Output every line below without omitting or altering anything.

# [THE INPUT]
++++++++++

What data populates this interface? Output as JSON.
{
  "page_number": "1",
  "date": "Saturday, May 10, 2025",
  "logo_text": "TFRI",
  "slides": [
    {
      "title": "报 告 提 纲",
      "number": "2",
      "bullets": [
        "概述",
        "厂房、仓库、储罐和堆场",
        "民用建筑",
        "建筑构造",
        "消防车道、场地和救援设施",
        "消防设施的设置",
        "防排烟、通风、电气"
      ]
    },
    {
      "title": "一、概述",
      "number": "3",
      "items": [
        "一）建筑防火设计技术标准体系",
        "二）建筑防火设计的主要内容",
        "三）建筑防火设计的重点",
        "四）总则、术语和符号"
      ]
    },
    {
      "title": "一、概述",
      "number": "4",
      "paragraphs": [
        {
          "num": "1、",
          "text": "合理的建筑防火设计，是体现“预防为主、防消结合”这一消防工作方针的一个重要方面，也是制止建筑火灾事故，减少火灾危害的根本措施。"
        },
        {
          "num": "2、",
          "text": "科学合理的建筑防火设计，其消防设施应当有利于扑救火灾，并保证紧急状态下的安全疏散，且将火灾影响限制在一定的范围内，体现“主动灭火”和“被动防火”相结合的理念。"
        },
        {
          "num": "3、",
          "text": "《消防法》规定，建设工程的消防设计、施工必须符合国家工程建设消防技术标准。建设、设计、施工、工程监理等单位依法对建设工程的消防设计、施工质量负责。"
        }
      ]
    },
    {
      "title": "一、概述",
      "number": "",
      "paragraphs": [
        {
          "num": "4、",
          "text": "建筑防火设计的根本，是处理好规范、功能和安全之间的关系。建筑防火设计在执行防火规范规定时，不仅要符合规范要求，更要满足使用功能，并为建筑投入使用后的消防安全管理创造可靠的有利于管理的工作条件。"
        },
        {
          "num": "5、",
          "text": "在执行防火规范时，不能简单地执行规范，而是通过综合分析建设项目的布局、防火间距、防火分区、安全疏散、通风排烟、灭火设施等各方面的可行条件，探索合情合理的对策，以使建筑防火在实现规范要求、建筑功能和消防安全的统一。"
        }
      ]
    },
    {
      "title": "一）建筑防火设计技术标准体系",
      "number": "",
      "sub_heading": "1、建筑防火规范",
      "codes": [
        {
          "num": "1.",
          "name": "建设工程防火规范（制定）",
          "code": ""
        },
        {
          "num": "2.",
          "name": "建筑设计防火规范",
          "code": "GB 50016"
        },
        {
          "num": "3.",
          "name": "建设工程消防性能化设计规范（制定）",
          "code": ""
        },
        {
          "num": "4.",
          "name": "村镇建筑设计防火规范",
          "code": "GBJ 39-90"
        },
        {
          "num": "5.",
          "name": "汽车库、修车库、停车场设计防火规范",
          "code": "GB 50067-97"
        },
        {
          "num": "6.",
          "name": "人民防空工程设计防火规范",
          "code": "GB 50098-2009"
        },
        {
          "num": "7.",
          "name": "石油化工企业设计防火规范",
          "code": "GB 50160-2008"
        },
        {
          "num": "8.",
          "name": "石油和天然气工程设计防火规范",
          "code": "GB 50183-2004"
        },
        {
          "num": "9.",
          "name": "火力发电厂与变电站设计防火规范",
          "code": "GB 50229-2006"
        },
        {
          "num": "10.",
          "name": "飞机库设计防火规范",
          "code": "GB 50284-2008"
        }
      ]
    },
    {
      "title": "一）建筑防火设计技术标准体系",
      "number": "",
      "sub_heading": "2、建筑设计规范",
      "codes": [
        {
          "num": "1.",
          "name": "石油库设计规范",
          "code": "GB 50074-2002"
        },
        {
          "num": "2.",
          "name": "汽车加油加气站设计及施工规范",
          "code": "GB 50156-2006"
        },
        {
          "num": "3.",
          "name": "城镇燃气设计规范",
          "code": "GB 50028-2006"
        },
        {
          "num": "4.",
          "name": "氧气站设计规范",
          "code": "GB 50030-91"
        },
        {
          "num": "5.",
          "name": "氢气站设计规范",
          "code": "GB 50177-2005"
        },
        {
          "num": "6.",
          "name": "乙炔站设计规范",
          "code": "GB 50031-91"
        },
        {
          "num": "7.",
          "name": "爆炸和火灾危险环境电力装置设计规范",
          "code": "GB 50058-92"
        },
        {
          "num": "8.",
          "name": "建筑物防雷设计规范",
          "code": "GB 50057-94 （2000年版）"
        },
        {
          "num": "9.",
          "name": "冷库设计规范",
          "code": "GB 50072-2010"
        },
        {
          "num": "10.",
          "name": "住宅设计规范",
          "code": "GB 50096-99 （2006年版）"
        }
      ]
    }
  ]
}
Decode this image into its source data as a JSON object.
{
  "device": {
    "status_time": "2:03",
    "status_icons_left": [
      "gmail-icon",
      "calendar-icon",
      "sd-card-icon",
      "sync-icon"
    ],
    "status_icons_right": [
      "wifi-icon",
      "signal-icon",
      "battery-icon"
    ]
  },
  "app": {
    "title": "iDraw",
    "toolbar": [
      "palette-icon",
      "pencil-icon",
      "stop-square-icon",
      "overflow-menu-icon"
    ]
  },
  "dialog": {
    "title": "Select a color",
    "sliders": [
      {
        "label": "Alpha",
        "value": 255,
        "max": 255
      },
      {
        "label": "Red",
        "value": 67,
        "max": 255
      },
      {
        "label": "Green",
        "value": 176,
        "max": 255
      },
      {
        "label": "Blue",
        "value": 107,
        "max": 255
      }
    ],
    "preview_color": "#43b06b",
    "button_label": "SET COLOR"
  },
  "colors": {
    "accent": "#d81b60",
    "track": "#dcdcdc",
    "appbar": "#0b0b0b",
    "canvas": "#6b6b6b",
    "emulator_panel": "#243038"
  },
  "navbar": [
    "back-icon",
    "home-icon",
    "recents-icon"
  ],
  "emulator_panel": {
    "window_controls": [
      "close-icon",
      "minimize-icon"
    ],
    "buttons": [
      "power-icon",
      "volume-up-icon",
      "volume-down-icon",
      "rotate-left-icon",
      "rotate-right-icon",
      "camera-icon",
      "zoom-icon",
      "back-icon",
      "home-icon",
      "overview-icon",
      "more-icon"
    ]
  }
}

++++++++++

# [OUTPUT FOR THIS TASK]
What data populates this interface? Output as JSON.
{
  "page_number": "1",
  "date": "Saturday, May 10, 2025",
  "logo_text": "TFRI",
  "slides": [
    {
      "title": "报 告 提 纲",
      "number": "2",
      "bullets": [
        "概述",
        "厂房、仓库、储罐和堆场",
        "民用建筑",
        "建筑构造",
        "消防车道、场地和救援设施",
        "消防设施的设置",
        "防排烟、通风、电气"
      ]
    },
    {
      "title": "一、概述",
      "number": "3",
      "items": [
        "一）建筑防火设计技术标准体系",
        "二）建筑防火设计的主要内容",
        "三）建筑防火设计的重点",
        "四）总则、术语和符号"
      ]
    },
    {
      "title": "一、概述",
      "number": "4",
      "paragraphs": [
        {
          "num": "1、",
          "text": "合理的建筑防火设计，是体现“预防为主、防消结合”这一消防工作方针的一个重要方面，也是制止建筑火灾事故，减少火灾危害的根本措施。"
        },
        {
          "num": "2、",
          "text": "科学合理的建筑防火设计，其消防设施应当有利于扑救火灾，并保证紧急状态下的安全疏散，且将火灾影响限制在一定的范围内，体现“主动灭火”和“被动防火”相结合的理念。"
        },
        {
          "num": "3、",
          "text": "《消防法》规定，建设工程的消防设计、施工必须符合国家工程建设消防技术标准。建设、设计、施工、工程监理等单位依法对建设工程的消防设计、施工质量负责。"
        }
      ]
    },
    {
      "title": "一、概述",
      "number": "",
      "paragraphs": [
        {
          "num": "4、",
          "text": "建筑防火设计的根本，是处理好规范、功能和安全之间的关系。建筑防火设计在执行防火规范规定时，不仅要符合规范要求，更要满足使用功能，并为建筑投入使用后的消防安全管理创造可靠的有利于管理的工作条件。"
        },
        {
          "num": "5、",
          "text": "在执行防火规范时，不能简单地执行规范，而是通过综合分析建设项目的布局、防火间距、防火分区、安全疏散、通风排烟、灭火设施等各方面的可行条件，探索合情合理的对策，以使建筑防火在实现规范要求、建筑功能和消防安全的统一。"
        }
      ]
    },
    {
      "title": "一）建筑防火设计技术标准体系",
      "number": "",
      "sub_heading": "1、建筑防火规范",
      "codes": [
        {
          "num": "1.",
          "name": "建设工程防火规范（制定）",
          "code": ""
        },
        {
          "num": "2.",
          "name": "建筑设计防火规范",
          "code": "GB 50016"
        },
        {
          "num": "3.",
          "name": "建设工程消防性能化设计规范（制定）",
          "code": ""
        },
        {
          "num": "4.",
          "name": "村镇建筑设计防火规范",
          "code": "GBJ 39-90"
        },
        {
          "num": "5.",
          "name": "汽车库、修车库、停车场设计防火规范",
          "code": "GB 50067-97"
        },
        {
          "num": "6.",
          "name": "人民防空工程设计防火规范",
          "code": "GB 50098-2009"
        },
        {
          "num": "7.",
          "name": "石油化工企业设计防火规范",
          "code": "GB 50160-2008"
        },
        {
          "num": "8.",
          "name": "石油和天然气工程设计防火规范",
          "code": "GB 50183-2004"
        },
        {
          "num": "9.",
          "name": "火力发电厂与变电站设计防火规范",
          "code": "GB 50229-2006"
        },
        {
          "num": "10.",
          "name": "飞机库设计防火规范",
          "code": "GB 50284-2008"
        }
      ]
    },
    {
      "title": "一）建筑防火设计技术标准体系",
      "number": "",
      "sub_heading": "2、建筑设计规范",
      "codes": [
        {
          "num": "1.",
          "name": "石油库设计规范",
          "code": "GB 50074-2002"
        },
        {
          "num": "2.",
          "name": "汽车加油加气站设计及施工规范",
          "code": "GB 50156-2006"
        },
        {
          "num": "3.",
          "name": "城镇燃气设计规范",
          "code": "GB 50028-2006"
        },
        {
          "num": "4.",
          "name": "氧气站设计规范",
          "code": "GB 50030-91"
        },
        {
          "num": "5.",
          "name": "氢气站设计规范",
          "code": "GB 50177-2005"
        },
        {
          "num": "6.",
          "name": "乙炔站设计规范",
          "code": "GB 50031-91"
        },
        {
          "num": "7.",
          "name": "爆炸和火灾危险环境电力装置设计规范",
          "code": "GB 50058-92"
        },
        {
          "num": "8.",
          "name": "建筑物防雷设计规范",
          "code": "GB 50057-94 （2000年版）"
        },
        {
          "num": "9.",
          "name": "冷库设计规范",
          "code": "GB 50072-2010"
        },
        {
          "num": "10.",
          "name": "住宅设计规范",
          "code": "GB 50096-99 （2006年版）"
        }
      ]
    }
  ]
}
Decode this image into its source data as a JSON object.
{
  "device": {
    "status_time": "2:03",
    "status_icons_left": [
      "gmail-icon",
      "calendar-icon",
      "sd-card-icon",
      "sync-icon"
    ],
    "status_icons_right": [
      "wifi-icon",
      "signal-icon",
      "battery-icon"
    ]
  },
  "app": {
    "title": "iDraw",
    "toolbar": [
      "palette-icon",
      "pencil-icon",
      "stop-square-icon",
      "overflow-menu-icon"
    ]
  },
  "dialog": {
    "title": "Select a color",
    "sliders": [
      {
        "label": "Alpha",
        "value": 255,
        "max": 255
      },
      {
        "label": "Red",
        "value": 67,
        "max": 255
      },
      {
        "label": "Green",
        "value": 176,
        "max": 255
      },
      {
        "label": "Blue",
        "value": 107,
        "max": 255
      }
    ],
    "preview_color": "#43b06b",
    "button_label": "SET COLOR"
  },
  "colors": {
    "accent": "#d81b60",
    "track": "#dcdcdc",
    "appbar": "#0b0b0b",
    "canvas": "#6b6b6b",
    "emulator_panel": "#243038"
  },
  "navbar": [
    "back-icon",
    "home-icon",
    "recents-icon"
  ],
  "emulator_panel": {
    "window_controls": [
      "close-icon",
      "minimize-icon"
    ],
    "buttons": [
      "power-icon",
      "volume-up-icon",
      "volume-down-icon",
      "rotate-left-icon",
      "rotate-right-icon",
      "camera-icon",
      "zoom-icon",
      "back-icon",
      "home-icon",
      "overview-icon",
      "more-icon"
    ]
  }
}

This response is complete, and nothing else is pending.